The records ::
►
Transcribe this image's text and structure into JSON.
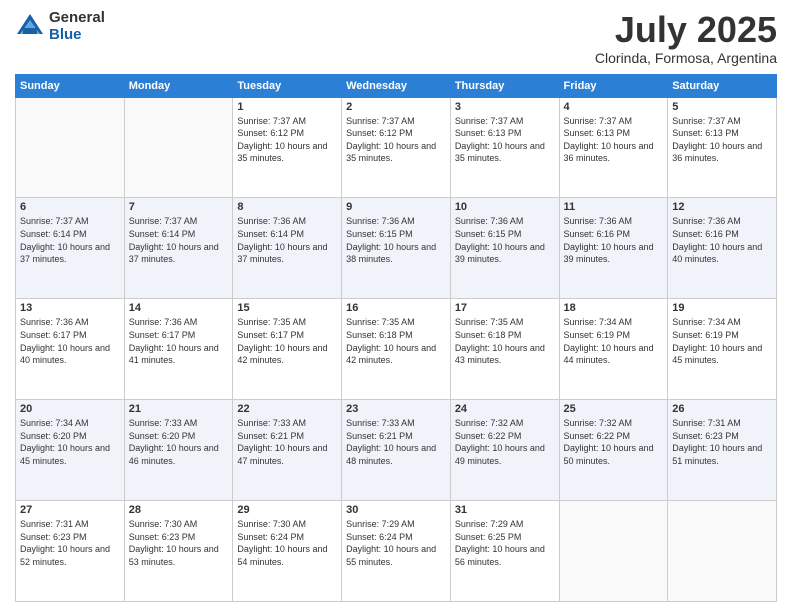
{
  "logo": {
    "general": "General",
    "blue": "Blue"
  },
  "title": "July 2025",
  "location": "Clorinda, Formosa, Argentina",
  "days_of_week": [
    "Sunday",
    "Monday",
    "Tuesday",
    "Wednesday",
    "Thursday",
    "Friday",
    "Saturday"
  ],
  "weeks": [
    [
      {
        "num": "",
        "empty": true
      },
      {
        "num": "",
        "empty": true
      },
      {
        "num": "1",
        "sunrise": "7:37 AM",
        "sunset": "6:12 PM",
        "daylight": "10 hours and 35 minutes."
      },
      {
        "num": "2",
        "sunrise": "7:37 AM",
        "sunset": "6:12 PM",
        "daylight": "10 hours and 35 minutes."
      },
      {
        "num": "3",
        "sunrise": "7:37 AM",
        "sunset": "6:13 PM",
        "daylight": "10 hours and 35 minutes."
      },
      {
        "num": "4",
        "sunrise": "7:37 AM",
        "sunset": "6:13 PM",
        "daylight": "10 hours and 36 minutes."
      },
      {
        "num": "5",
        "sunrise": "7:37 AM",
        "sunset": "6:13 PM",
        "daylight": "10 hours and 36 minutes."
      }
    ],
    [
      {
        "num": "6",
        "sunrise": "7:37 AM",
        "sunset": "6:14 PM",
        "daylight": "10 hours and 37 minutes."
      },
      {
        "num": "7",
        "sunrise": "7:37 AM",
        "sunset": "6:14 PM",
        "daylight": "10 hours and 37 minutes."
      },
      {
        "num": "8",
        "sunrise": "7:36 AM",
        "sunset": "6:14 PM",
        "daylight": "10 hours and 37 minutes."
      },
      {
        "num": "9",
        "sunrise": "7:36 AM",
        "sunset": "6:15 PM",
        "daylight": "10 hours and 38 minutes."
      },
      {
        "num": "10",
        "sunrise": "7:36 AM",
        "sunset": "6:15 PM",
        "daylight": "10 hours and 39 minutes."
      },
      {
        "num": "11",
        "sunrise": "7:36 AM",
        "sunset": "6:16 PM",
        "daylight": "10 hours and 39 minutes."
      },
      {
        "num": "12",
        "sunrise": "7:36 AM",
        "sunset": "6:16 PM",
        "daylight": "10 hours and 40 minutes."
      }
    ],
    [
      {
        "num": "13",
        "sunrise": "7:36 AM",
        "sunset": "6:17 PM",
        "daylight": "10 hours and 40 minutes."
      },
      {
        "num": "14",
        "sunrise": "7:36 AM",
        "sunset": "6:17 PM",
        "daylight": "10 hours and 41 minutes."
      },
      {
        "num": "15",
        "sunrise": "7:35 AM",
        "sunset": "6:17 PM",
        "daylight": "10 hours and 42 minutes."
      },
      {
        "num": "16",
        "sunrise": "7:35 AM",
        "sunset": "6:18 PM",
        "daylight": "10 hours and 42 minutes."
      },
      {
        "num": "17",
        "sunrise": "7:35 AM",
        "sunset": "6:18 PM",
        "daylight": "10 hours and 43 minutes."
      },
      {
        "num": "18",
        "sunrise": "7:34 AM",
        "sunset": "6:19 PM",
        "daylight": "10 hours and 44 minutes."
      },
      {
        "num": "19",
        "sunrise": "7:34 AM",
        "sunset": "6:19 PM",
        "daylight": "10 hours and 45 minutes."
      }
    ],
    [
      {
        "num": "20",
        "sunrise": "7:34 AM",
        "sunset": "6:20 PM",
        "daylight": "10 hours and 45 minutes."
      },
      {
        "num": "21",
        "sunrise": "7:33 AM",
        "sunset": "6:20 PM",
        "daylight": "10 hours and 46 minutes."
      },
      {
        "num": "22",
        "sunrise": "7:33 AM",
        "sunset": "6:21 PM",
        "daylight": "10 hours and 47 minutes."
      },
      {
        "num": "23",
        "sunrise": "7:33 AM",
        "sunset": "6:21 PM",
        "daylight": "10 hours and 48 minutes."
      },
      {
        "num": "24",
        "sunrise": "7:32 AM",
        "sunset": "6:22 PM",
        "daylight": "10 hours and 49 minutes."
      },
      {
        "num": "25",
        "sunrise": "7:32 AM",
        "sunset": "6:22 PM",
        "daylight": "10 hours and 50 minutes."
      },
      {
        "num": "26",
        "sunrise": "7:31 AM",
        "sunset": "6:23 PM",
        "daylight": "10 hours and 51 minutes."
      }
    ],
    [
      {
        "num": "27",
        "sunrise": "7:31 AM",
        "sunset": "6:23 PM",
        "daylight": "10 hours and 52 minutes."
      },
      {
        "num": "28",
        "sunrise": "7:30 AM",
        "sunset": "6:23 PM",
        "daylight": "10 hours and 53 minutes."
      },
      {
        "num": "29",
        "sunrise": "7:30 AM",
        "sunset": "6:24 PM",
        "daylight": "10 hours and 54 minutes."
      },
      {
        "num": "30",
        "sunrise": "7:29 AM",
        "sunset": "6:24 PM",
        "daylight": "10 hours and 55 minutes."
      },
      {
        "num": "31",
        "sunrise": "7:29 AM",
        "sunset": "6:25 PM",
        "daylight": "10 hours and 56 minutes."
      },
      {
        "num": "",
        "empty": true
      },
      {
        "num": "",
        "empty": true
      }
    ]
  ],
  "labels": {
    "sunrise": "Sunrise:",
    "sunset": "Sunset:",
    "daylight": "Daylight:"
  }
}
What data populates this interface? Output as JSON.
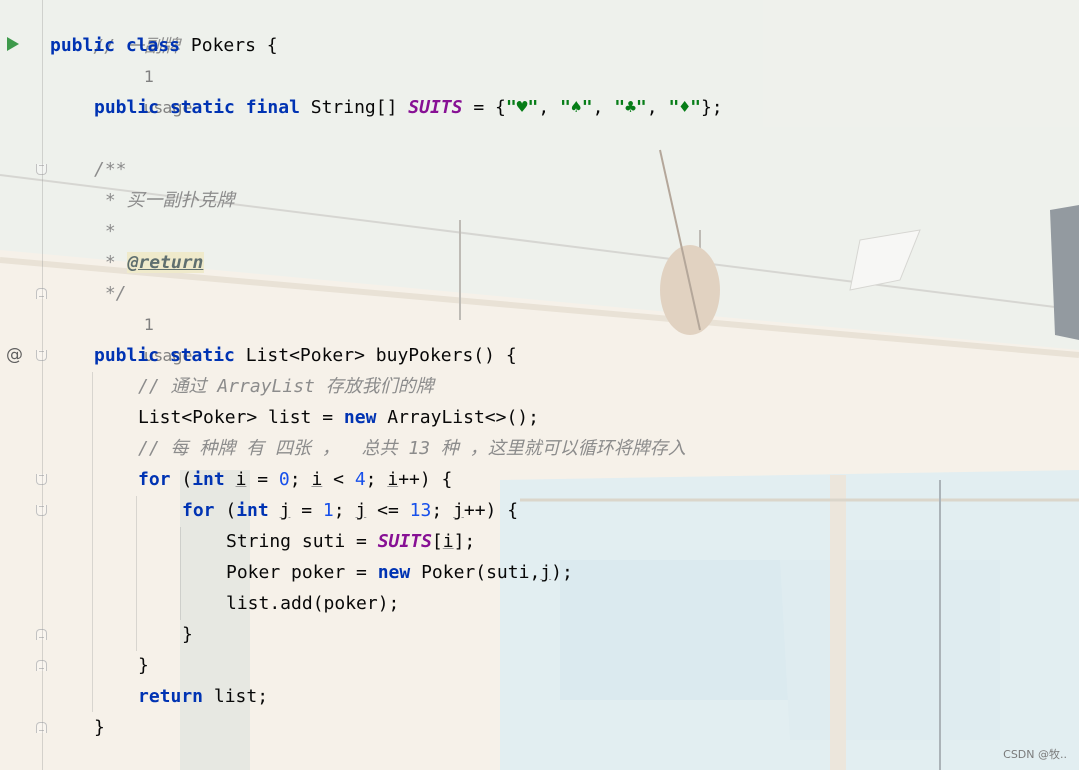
◄
Work to be completed ::
Each line above that includes "JSON" should be shown.

Task answer ::
Transcribe this image's text and structure into JSON.
What data populates this interface? Output as JSON.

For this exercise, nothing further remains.